§ Exercise instructions
Return all of the data exactly as given.

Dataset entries

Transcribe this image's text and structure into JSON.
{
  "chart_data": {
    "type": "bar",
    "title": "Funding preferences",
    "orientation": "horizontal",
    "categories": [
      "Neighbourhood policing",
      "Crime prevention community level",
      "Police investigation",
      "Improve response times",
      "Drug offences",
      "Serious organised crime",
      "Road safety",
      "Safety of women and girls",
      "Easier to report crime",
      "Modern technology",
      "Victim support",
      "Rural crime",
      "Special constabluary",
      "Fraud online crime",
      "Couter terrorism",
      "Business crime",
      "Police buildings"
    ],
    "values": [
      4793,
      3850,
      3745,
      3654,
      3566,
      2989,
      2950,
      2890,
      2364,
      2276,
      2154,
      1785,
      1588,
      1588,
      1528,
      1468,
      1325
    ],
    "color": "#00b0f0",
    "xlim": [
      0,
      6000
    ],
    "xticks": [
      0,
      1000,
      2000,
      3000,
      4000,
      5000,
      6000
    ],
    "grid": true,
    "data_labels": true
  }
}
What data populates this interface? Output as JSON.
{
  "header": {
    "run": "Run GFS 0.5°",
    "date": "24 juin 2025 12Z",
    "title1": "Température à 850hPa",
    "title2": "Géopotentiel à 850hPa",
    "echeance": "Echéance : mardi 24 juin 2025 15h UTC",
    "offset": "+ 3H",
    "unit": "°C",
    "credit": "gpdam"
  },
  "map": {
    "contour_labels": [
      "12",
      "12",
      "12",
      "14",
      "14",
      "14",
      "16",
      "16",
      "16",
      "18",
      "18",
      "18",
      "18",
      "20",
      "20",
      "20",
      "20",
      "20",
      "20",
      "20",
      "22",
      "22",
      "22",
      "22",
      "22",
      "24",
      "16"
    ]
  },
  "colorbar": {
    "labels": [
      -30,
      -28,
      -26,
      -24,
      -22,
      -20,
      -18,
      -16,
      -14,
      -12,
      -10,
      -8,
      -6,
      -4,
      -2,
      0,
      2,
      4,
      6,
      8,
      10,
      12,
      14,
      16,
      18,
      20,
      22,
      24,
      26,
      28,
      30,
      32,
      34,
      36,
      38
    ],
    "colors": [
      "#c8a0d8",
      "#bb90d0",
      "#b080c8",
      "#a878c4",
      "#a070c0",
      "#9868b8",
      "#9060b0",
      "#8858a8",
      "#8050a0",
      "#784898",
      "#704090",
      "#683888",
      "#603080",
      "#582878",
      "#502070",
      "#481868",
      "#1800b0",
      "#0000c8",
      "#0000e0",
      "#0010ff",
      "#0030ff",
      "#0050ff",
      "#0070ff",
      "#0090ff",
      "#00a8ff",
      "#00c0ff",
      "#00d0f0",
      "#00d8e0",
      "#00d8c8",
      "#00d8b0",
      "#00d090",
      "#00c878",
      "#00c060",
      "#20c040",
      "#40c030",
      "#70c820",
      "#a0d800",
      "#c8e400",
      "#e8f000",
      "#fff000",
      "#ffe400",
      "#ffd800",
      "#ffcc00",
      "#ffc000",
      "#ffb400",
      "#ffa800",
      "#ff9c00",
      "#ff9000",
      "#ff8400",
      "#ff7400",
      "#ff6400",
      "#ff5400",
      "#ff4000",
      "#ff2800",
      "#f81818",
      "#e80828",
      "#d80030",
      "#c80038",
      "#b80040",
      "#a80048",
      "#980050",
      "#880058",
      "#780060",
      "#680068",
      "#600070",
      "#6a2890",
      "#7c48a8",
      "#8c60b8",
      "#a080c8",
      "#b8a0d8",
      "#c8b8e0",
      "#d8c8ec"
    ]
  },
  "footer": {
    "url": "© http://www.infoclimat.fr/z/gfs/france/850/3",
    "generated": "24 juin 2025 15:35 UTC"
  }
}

§ The result
Transcribe this image's text and structure into JSON.
{
  "chart_data": {
    "type": "bar",
    "title": "Funding preferences",
    "orientation": "horizontal",
    "categories": [
      "Neighbourhood policing",
      "Crime prevention community level",
      "Police investigation",
      "Improve response times",
      "Drug offences",
      "Serious organised crime",
      "Road safety",
      "Safety of women and girls",
      "Easier to report crime",
      "Modern technology",
      "Victim support",
      "Rural crime",
      "Special constabluary",
      "Fraud online crime",
      "Couter terrorism",
      "Business crime",
      "Police buildings"
    ],
    "values": [
      4793,
      3850,
      3745,
      3654,
      3566,
      2989,
      2950,
      2890,
      2364,
      2276,
      2154,
      1785,
      1588,
      1588,
      1528,
      1468,
      1325
    ],
    "color": "#00b0f0",
    "xlim": [
      0,
      6000
    ],
    "xticks": [
      0,
      1000,
      2000,
      3000,
      4000,
      5000,
      6000
    ],
    "grid": true,
    "data_labels": true
  }
}
What data populates this interface? Output as JSON.
{
  "header": {
    "run": "Run GFS 0.5°",
    "date": "24 juin 2025 12Z",
    "title1": "Température à 850hPa",
    "title2": "Géopotentiel à 850hPa",
    "echeance": "Echéance : mardi 24 juin 2025 15h UTC",
    "offset": "+ 3H",
    "unit": "°C",
    "credit": "gpdam"
  },
  "map": {
    "contour_labels": [
      "12",
      "12",
      "12",
      "14",
      "14",
      "14",
      "16",
      "16",
      "16",
      "18",
      "18",
      "18",
      "18",
      "20",
      "20",
      "20",
      "20",
      "20",
      "20",
      "20",
      "22",
      "22",
      "22",
      "22",
      "22",
      "24",
      "16"
    ]
  },
  "colorbar": {
    "labels": [
      -30,
      -28,
      -26,
      -24,
      -22,
      -20,
      -18,
      -16,
      -14,
      -12,
      -10,
      -8,
      -6,
      -4,
      -2,
      0,
      2,
      4,
      6,
      8,
      10,
      12,
      14,
      16,
      18,
      20,
      22,
      24,
      26,
      28,
      30,
      32,
      34,
      36,
      38
    ],
    "colors": [
      "#c8a0d8",
      "#bb90d0",
      "#b080c8",
      "#a878c4",
      "#a070c0",
      "#9868b8",
      "#9060b0",
      "#8858a8",
      "#8050a0",
      "#784898",
      "#704090",
      "#683888",
      "#603080",
      "#582878",
      "#502070",
      "#481868",
      "#1800b0",
      "#0000c8",
      "#0000e0",
      "#0010ff",
      "#0030ff",
      "#0050ff",
      "#0070ff",
      "#0090ff",
      "#00a8ff",
      "#00c0ff",
      "#00d0f0",
      "#00d8e0",
      "#00d8c8",
      "#00d8b0",
      "#00d090",
      "#00c878",
      "#00c060",
      "#20c040",
      "#40c030",
      "#70c820",
      "#a0d800",
      "#c8e400",
      "#e8f000",
      "#fff000",
      "#ffe400",
      "#ffd800",
      "#ffcc00",
      "#ffc000",
      "#ffb400",
      "#ffa800",
      "#ff9c00",
      "#ff9000",
      "#ff8400",
      "#ff7400",
      "#ff6400",
      "#ff5400",
      "#ff4000",
      "#ff2800",
      "#f81818",
      "#e80828",
      "#d80030",
      "#c80038",
      "#b80040",
      "#a80048",
      "#980050",
      "#880058",
      "#780060",
      "#680068",
      "#600070",
      "#6a2890",
      "#7c48a8",
      "#8c60b8",
      "#a080c8",
      "#b8a0d8",
      "#c8b8e0",
      "#d8c8ec"
    ]
  },
  "footer": {
    "url": "© http://www.infoclimat.fr/z/gfs/france/850/3",
    "generated": "24 juin 2025 15:35 UTC"
  }
}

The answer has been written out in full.